* BEGIN *
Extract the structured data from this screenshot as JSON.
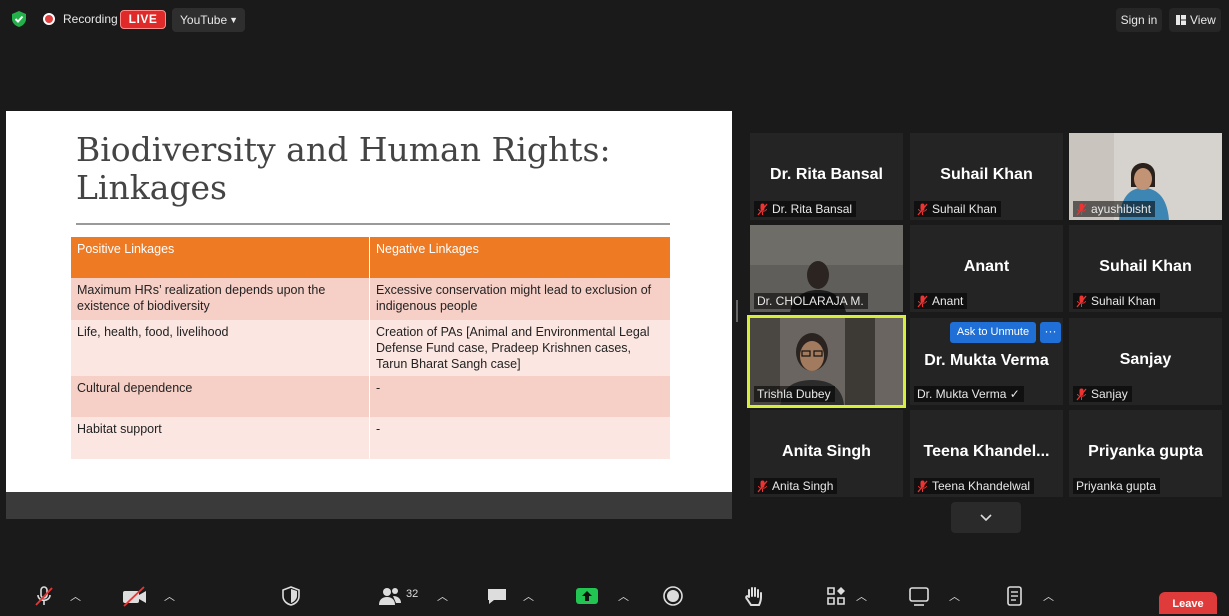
{
  "topbar": {
    "recording_label": "Recording",
    "live_badge": "LIVE",
    "stream_target": "YouTube",
    "sign_in_label": "Sign in",
    "view_label": "View"
  },
  "slide": {
    "title_line1": "Biodiversity and Human Rights:",
    "title_line2": "Linkages",
    "headers": [
      "Positive Linkages",
      "Negative Linkages"
    ],
    "rows": [
      [
        "Maximum HRs’ realization depends upon the existence of biodiversity",
        "Excessive conservation might lead to exclusion of indigenous people"
      ],
      [
        "Life, health, food, livelihood",
        "Creation of PAs [Animal and Environmental Legal Defense Fund case, Pradeep Krishnen cases, Tarun Bharat Sangh case]"
      ],
      [
        "Cultural dependence",
        "-"
      ],
      [
        "Habitat support",
        "-"
      ]
    ]
  },
  "gallery": {
    "tiles": [
      {
        "display": "Dr. Rita Bansal",
        "name": "Dr. Rita Bansal",
        "muted": true
      },
      {
        "display": "Suhail Khan",
        "name": "Suhail Khan",
        "muted": true
      },
      {
        "display": "",
        "name": "ayushibisht",
        "muted": true
      },
      {
        "display": "",
        "name": "Dr. CHOLARAJA M.",
        "muted": false
      },
      {
        "display": "Anant",
        "name": "Anant",
        "muted": true
      },
      {
        "display": "Suhail Khan",
        "name": "Suhail Khan",
        "muted": true
      },
      {
        "display": "",
        "name": "Trishla Dubey",
        "muted": false
      },
      {
        "display": "Dr. Mukta Verma",
        "name": "Dr. Mukta Verma ✓",
        "muted": false
      },
      {
        "display": "Sanjay",
        "name": "Sanjay",
        "muted": true
      },
      {
        "display": "Anita Singh",
        "name": "Anita Singh",
        "muted": true
      },
      {
        "display": "Teena  Khandel...",
        "name": "Teena Khandelwal",
        "muted": true
      },
      {
        "display": "Priyanka gupta",
        "name": "Priyanka gupta",
        "muted": false
      }
    ],
    "ask_to_unmute": "Ask to Unmute",
    "more_options": "···"
  },
  "toolbar": {
    "participants_count": "32",
    "leave_label": "Leave"
  },
  "colors": {
    "background": "#1a1a1a",
    "live_red": "#e02a2a",
    "active_speaker": "#d7ef3a",
    "slide_header": "#ee7a24",
    "ask_button": "#1f6fd6",
    "leave_red": "#e03b3b",
    "share_green": "#23c552"
  },
  "icons": [
    "shield-icon",
    "record-icon",
    "grid-icon",
    "mic-off-icon",
    "video-off-icon",
    "security-icon",
    "participants-icon",
    "chat-icon",
    "share-screen-icon",
    "record-button-icon",
    "raise-hand-icon",
    "apps-icon",
    "whiteboard-icon",
    "notes-icon",
    "chevron-down-icon"
  ]
}
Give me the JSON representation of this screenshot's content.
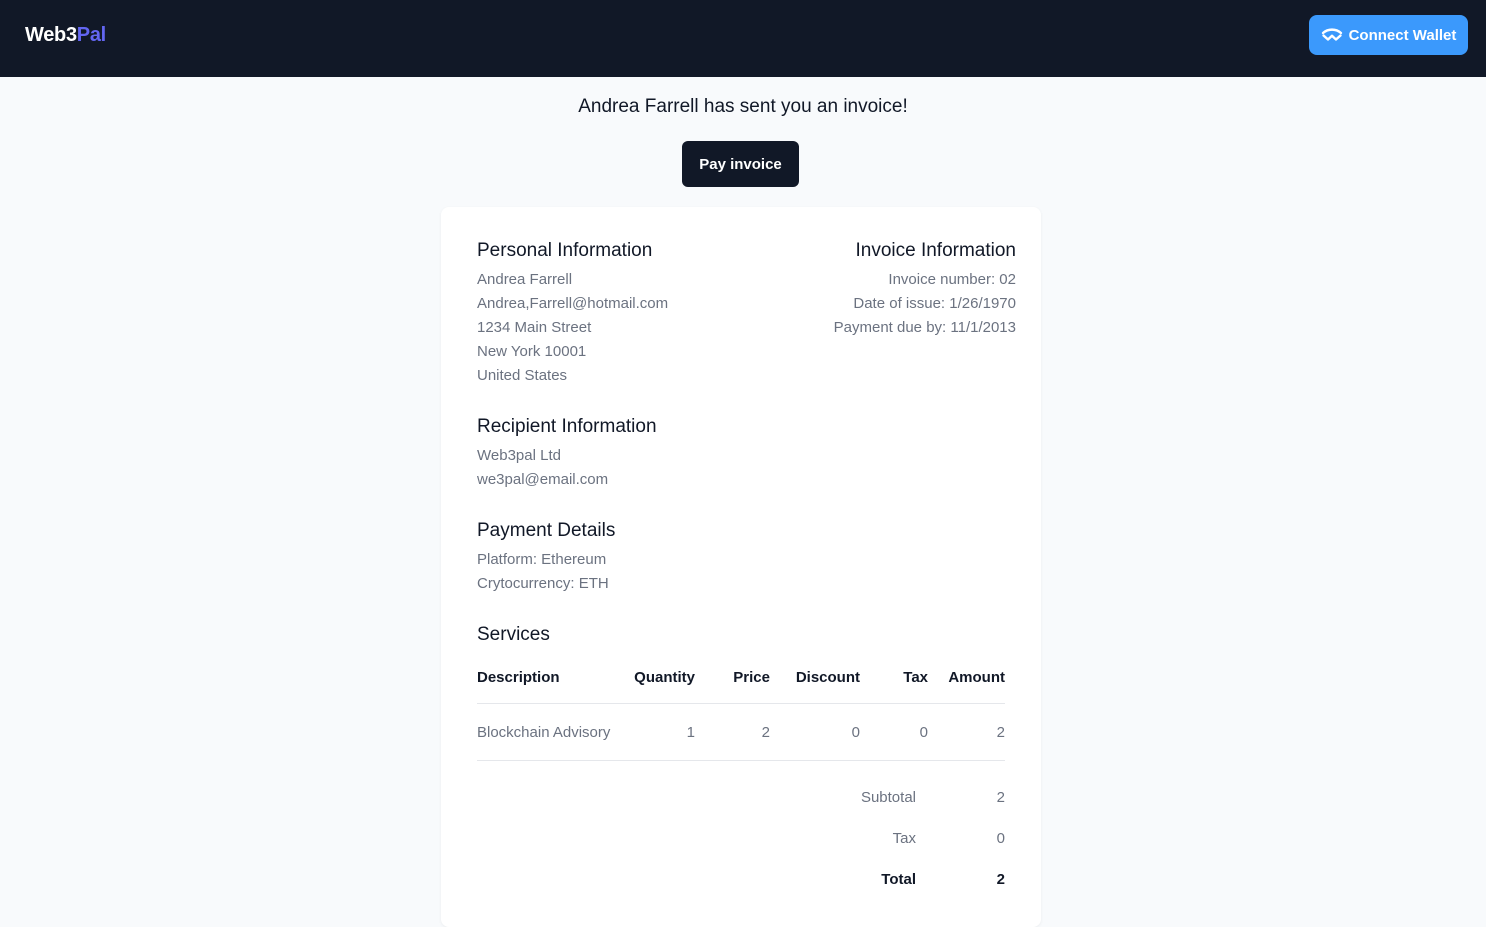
{
  "navbar": {
    "logo_part1": "Web3",
    "logo_part2": "Pal",
    "connect_label": "Connect Wallet",
    "connect_icon": "walletconnect-icon",
    "background": "#111827",
    "accent": "#6366f1",
    "connect_color": "#3b99fc"
  },
  "headline": "Andrea Farrell has sent you an invoice!",
  "pay_label": "Pay invoice",
  "personal": {
    "title": "Personal Information",
    "name": "Andrea Farrell",
    "email": "Andrea,Farrell@hotmail.com",
    "street": "1234 Main Street",
    "city": "New York 10001",
    "country": "United States"
  },
  "invoice": {
    "title": "Invoice Information",
    "number": "Invoice number: 02",
    "issue_date": "Date of issue: 1/26/1970",
    "due_date": "Payment due by: 11/1/2013"
  },
  "recipient": {
    "title": "Recipient Information",
    "name": "Web3pal Ltd",
    "email": "we3pal@email.com"
  },
  "payment": {
    "title": "Payment Details",
    "platform": "Platform: Ethereum",
    "currency": "Crytocurrency: ETH"
  },
  "services": {
    "title": "Services",
    "headers": {
      "description": "Description",
      "quantity": "Quantity",
      "price": "Price",
      "discount": "Discount",
      "tax": "Tax",
      "amount": "Amount"
    },
    "rows": [
      {
        "description": "Blockchain Advisory",
        "quantity": "1",
        "price": "2",
        "discount": "0",
        "tax": "0",
        "amount": "2"
      }
    ]
  },
  "summary": {
    "subtotal_label": "Subtotal",
    "subtotal_value": "2",
    "tax_label": "Tax",
    "tax_value": "0",
    "total_label": "Total",
    "total_value": "2"
  }
}
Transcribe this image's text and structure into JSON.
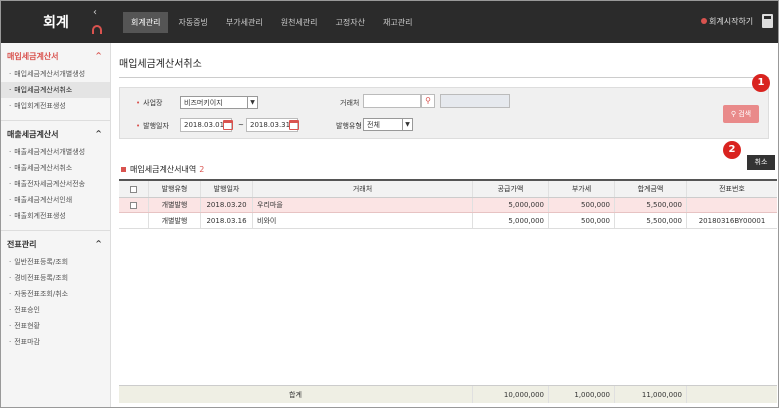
{
  "app": {
    "logo": "회계"
  },
  "nav": {
    "items": [
      "회계관리",
      "자동증빙",
      "부가세관리",
      "원천세관리",
      "고정자산",
      "재고관리"
    ],
    "start_link": "회계시작하기"
  },
  "sidebar": {
    "sections": [
      {
        "title": "매입세금계산서",
        "items": [
          "매입세금계산서개별생성",
          "매입세금계산서취소",
          "매입회계전표생성"
        ]
      },
      {
        "title": "매출세금계산서",
        "items": [
          "매출세금계산서개별생성",
          "매출세금계산서취소",
          "매출전자세금계산서전송",
          "매출세금계산서인쇄",
          "매출회계전표생성"
        ]
      },
      {
        "title": "전표관리",
        "items": [
          "일반전표등록/조회",
          "경비전표등록/조회",
          "자동전표조회/취소",
          "전표승인",
          "전표현황",
          "전표마감"
        ]
      }
    ]
  },
  "page": {
    "title": "매입세금계산서취소"
  },
  "search": {
    "business_label": "사업장",
    "business_value": "비즈머키이지",
    "vendor_label": "거래처",
    "vendor_value": "",
    "date_label": "발행일자",
    "date_from": "2018.03.01",
    "date_to": "2018.03.31",
    "date_sep": "~",
    "issue_type_label": "발행유형",
    "issue_type_value": "전체",
    "search_button": "검색"
  },
  "badges": {
    "one": "1",
    "two": "2"
  },
  "list": {
    "title": "매입세금계산서내역",
    "count": "2",
    "cancel_button": "취소",
    "columns": [
      "발행유형",
      "발행일자",
      "거래처",
      "공급가액",
      "부가세",
      "합계금액",
      "전표번호"
    ],
    "rows": [
      [
        "개별발행",
        "2018.03.20",
        "우리마을",
        "5,000,000",
        "500,000",
        "5,500,000",
        ""
      ],
      [
        "개별발행",
        "2018.03.16",
        "비와이",
        "5,000,000",
        "500,000",
        "5,500,000",
        "20180316BY00001"
      ]
    ],
    "footer": {
      "label": "합계",
      "supply": "10,000,000",
      "vat": "1,000,000",
      "total": "11,000,000"
    }
  },
  "colors": {
    "accent": "#d9534f",
    "topbar": "#2b2b2b",
    "badge": "#d9231f"
  }
}
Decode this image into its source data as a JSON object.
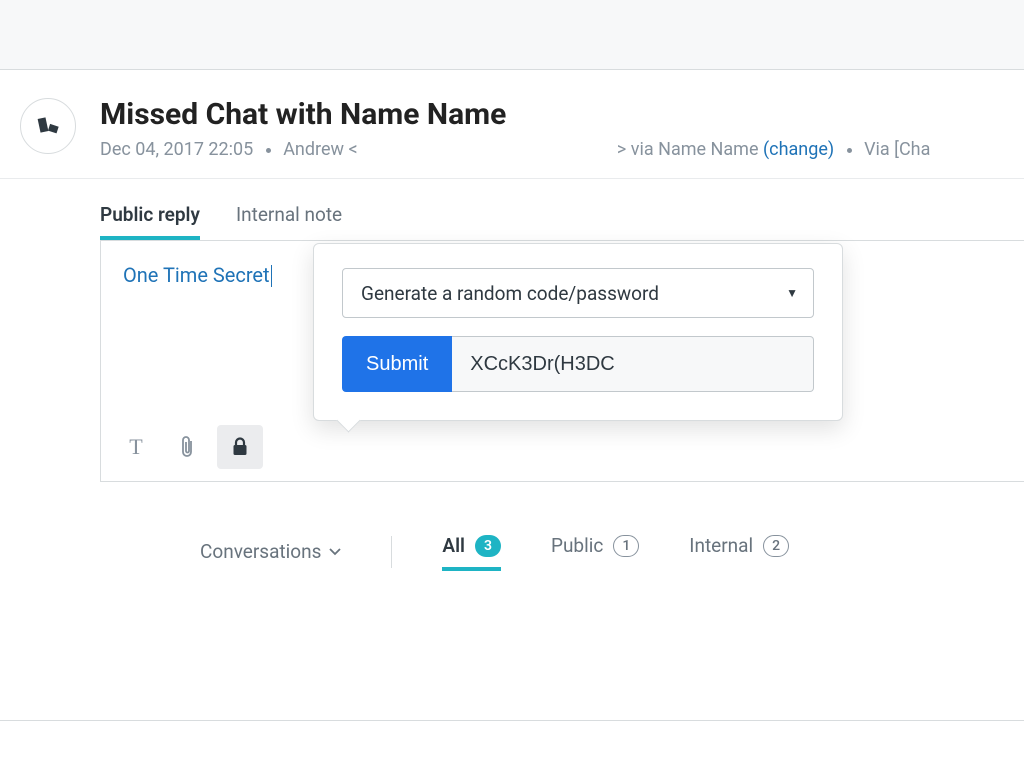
{
  "header": {
    "title": "Missed Chat with Name Name",
    "timestamp": "Dec 04, 2017 22:05",
    "sender_prefix": "Andrew <",
    "sender_mid": "> via Name Name",
    "change_link": "(change)",
    "via_channel": "Via [Cha"
  },
  "reply": {
    "tabs": {
      "public": "Public reply",
      "internal": "Internal note"
    },
    "content_link": "One Time Secret"
  },
  "popover": {
    "select_label": "Generate a random code/password",
    "submit_label": "Submit",
    "code_value": "XCcK3Dr(H3DC"
  },
  "toolbar": {
    "text_icon": "T"
  },
  "footer": {
    "conversations_label": "Conversations",
    "filters": {
      "all": {
        "label": "All",
        "count": "3"
      },
      "public": {
        "label": "Public",
        "count": "1"
      },
      "internal": {
        "label": "Internal",
        "count": "2"
      }
    }
  }
}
* END *
Set down the lines of the records above exactly, apart from the pictures.

*FULL ANSWER*.
Extract the structured data from this screenshot as JSON.
{
  "topbar": {
    "recording_label": "Recording",
    "live_badge": "LIVE",
    "stream_target": "YouTube",
    "sign_in_label": "Sign in",
    "view_label": "View"
  },
  "slide": {
    "title_line1": "Biodiversity and Human Rights:",
    "title_line2": "Linkages",
    "headers": [
      "Positive Linkages",
      "Negative Linkages"
    ],
    "rows": [
      [
        "Maximum HRs’ realization depends upon the existence of biodiversity",
        "Excessive conservation might lead to exclusion of indigenous people"
      ],
      [
        "Life, health, food, livelihood",
        "Creation of PAs [Animal and Environmental Legal Defense Fund case, Pradeep Krishnen cases, Tarun Bharat Sangh case]"
      ],
      [
        "Cultural dependence",
        "-"
      ],
      [
        "Habitat support",
        "-"
      ]
    ]
  },
  "gallery": {
    "tiles": [
      {
        "display": "Dr. Rita Bansal",
        "name": "Dr. Rita Bansal",
        "muted": true
      },
      {
        "display": "Suhail Khan",
        "name": "Suhail Khan",
        "muted": true
      },
      {
        "display": "",
        "name": "ayushibisht",
        "muted": true
      },
      {
        "display": "",
        "name": "Dr. CHOLARAJA M.",
        "muted": false
      },
      {
        "display": "Anant",
        "name": "Anant",
        "muted": true
      },
      {
        "display": "Suhail Khan",
        "name": "Suhail Khan",
        "muted": true
      },
      {
        "display": "",
        "name": "Trishla Dubey",
        "muted": false
      },
      {
        "display": "Dr. Mukta Verma",
        "name": "Dr. Mukta Verma ✓",
        "muted": false
      },
      {
        "display": "Sanjay",
        "name": "Sanjay",
        "muted": true
      },
      {
        "display": "Anita Singh",
        "name": "Anita Singh",
        "muted": true
      },
      {
        "display": "Teena  Khandel...",
        "name": "Teena Khandelwal",
        "muted": true
      },
      {
        "display": "Priyanka gupta",
        "name": "Priyanka gupta",
        "muted": false
      }
    ],
    "ask_to_unmute": "Ask to Unmute",
    "more_options": "···"
  },
  "toolbar": {
    "participants_count": "32",
    "leave_label": "Leave"
  },
  "colors": {
    "background": "#1a1a1a",
    "live_red": "#e02a2a",
    "active_speaker": "#d7ef3a",
    "slide_header": "#ee7a24",
    "ask_button": "#1f6fd6",
    "leave_red": "#e03b3b",
    "share_green": "#23c552"
  },
  "icons": [
    "shield-icon",
    "record-icon",
    "grid-icon",
    "mic-off-icon",
    "video-off-icon",
    "security-icon",
    "participants-icon",
    "chat-icon",
    "share-screen-icon",
    "record-button-icon",
    "raise-hand-icon",
    "apps-icon",
    "whiteboard-icon",
    "notes-icon",
    "chevron-down-icon"
  ]
}
Give me the JSON representation of this screenshot's content.
{
  "navbar": {
    "logo_part1": "Web3",
    "logo_part2": "Pal",
    "connect_label": "Connect Wallet",
    "connect_icon": "walletconnect-icon",
    "background": "#111827",
    "accent": "#6366f1",
    "connect_color": "#3b99fc"
  },
  "headline": "Andrea Farrell has sent you an invoice!",
  "pay_label": "Pay invoice",
  "personal": {
    "title": "Personal Information",
    "name": "Andrea Farrell",
    "email": "Andrea,Farrell@hotmail.com",
    "street": "1234 Main Street",
    "city": "New York 10001",
    "country": "United States"
  },
  "invoice": {
    "title": "Invoice Information",
    "number": "Invoice number: 02",
    "issue_date": "Date of issue: 1/26/1970",
    "due_date": "Payment due by: 11/1/2013"
  },
  "recipient": {
    "title": "Recipient Information",
    "name": "Web3pal Ltd",
    "email": "we3pal@email.com"
  },
  "payment": {
    "title": "Payment Details",
    "platform": "Platform: Ethereum",
    "currency": "Crytocurrency: ETH"
  },
  "services": {
    "title": "Services",
    "headers": {
      "description": "Description",
      "quantity": "Quantity",
      "price": "Price",
      "discount": "Discount",
      "tax": "Tax",
      "amount": "Amount"
    },
    "rows": [
      {
        "description": "Blockchain Advisory",
        "quantity": "1",
        "price": "2",
        "discount": "0",
        "tax": "0",
        "amount": "2"
      }
    ]
  },
  "summary": {
    "subtotal_label": "Subtotal",
    "subtotal_value": "2",
    "tax_label": "Tax",
    "tax_value": "0",
    "total_label": "Total",
    "total_value": "2"
  }
}
Transcribe this image's text and structure into JSON.
{
  "app": {
    "logo": "회계"
  },
  "nav": {
    "items": [
      "회계관리",
      "자동증빙",
      "부가세관리",
      "원천세관리",
      "고정자산",
      "재고관리"
    ],
    "start_link": "회계시작하기"
  },
  "sidebar": {
    "sections": [
      {
        "title": "매입세금계산서",
        "items": [
          "매입세금계산서개별생성",
          "매입세금계산서취소",
          "매입회계전표생성"
        ]
      },
      {
        "title": "매출세금계산서",
        "items": [
          "매출세금계산서개별생성",
          "매출세금계산서취소",
          "매출전자세금계산서전송",
          "매출세금계산서인쇄",
          "매출회계전표생성"
        ]
      },
      {
        "title": "전표관리",
        "items": [
          "일반전표등록/조회",
          "경비전표등록/조회",
          "자동전표조회/취소",
          "전표승인",
          "전표현황",
          "전표마감"
        ]
      }
    ]
  },
  "page": {
    "title": "매입세금계산서취소"
  },
  "search": {
    "business_label": "사업장",
    "business_value": "비즈머키이지",
    "vendor_label": "거래처",
    "vendor_value": "",
    "date_label": "발행일자",
    "date_from": "2018.03.01",
    "date_to": "2018.03.31",
    "date_sep": "~",
    "issue_type_label": "발행유형",
    "issue_type_value": "전체",
    "search_button": "검색"
  },
  "badges": {
    "one": "1",
    "two": "2"
  },
  "list": {
    "title": "매입세금계산서내역",
    "count": "2",
    "cancel_button": "취소",
    "columns": [
      "발행유형",
      "발행일자",
      "거래처",
      "공급가액",
      "부가세",
      "합계금액",
      "전표번호"
    ],
    "rows": [
      [
        "개별발행",
        "2018.03.20",
        "우리마을",
        "5,000,000",
        "500,000",
        "5,500,000",
        ""
      ],
      [
        "개별발행",
        "2018.03.16",
        "비와이",
        "5,000,000",
        "500,000",
        "5,500,000",
        "20180316BY00001"
      ]
    ],
    "footer": {
      "label": "합계",
      "supply": "10,000,000",
      "vat": "1,000,000",
      "total": "11,000,000"
    }
  },
  "colors": {
    "accent": "#d9534f",
    "topbar": "#2b2b2b",
    "badge": "#d9231f"
  }
}
Decode this image into its source data as a JSON object.
{
  "header": {
    "title": "Missed Chat with Name Name",
    "timestamp": "Dec 04, 2017 22:05",
    "sender_prefix": "Andrew <",
    "sender_mid": "> via Name Name",
    "change_link": "(change)",
    "via_channel": "Via [Cha"
  },
  "reply": {
    "tabs": {
      "public": "Public reply",
      "internal": "Internal note"
    },
    "content_link": "One Time Secret"
  },
  "popover": {
    "select_label": "Generate a random code/password",
    "submit_label": "Submit",
    "code_value": "XCcK3Dr(H3DC"
  },
  "toolbar": {
    "text_icon": "T"
  },
  "footer": {
    "conversations_label": "Conversations",
    "filters": {
      "all": {
        "label": "All",
        "count": "3"
      },
      "public": {
        "label": "Public",
        "count": "1"
      },
      "internal": {
        "label": "Internal",
        "count": "2"
      }
    }
  }
}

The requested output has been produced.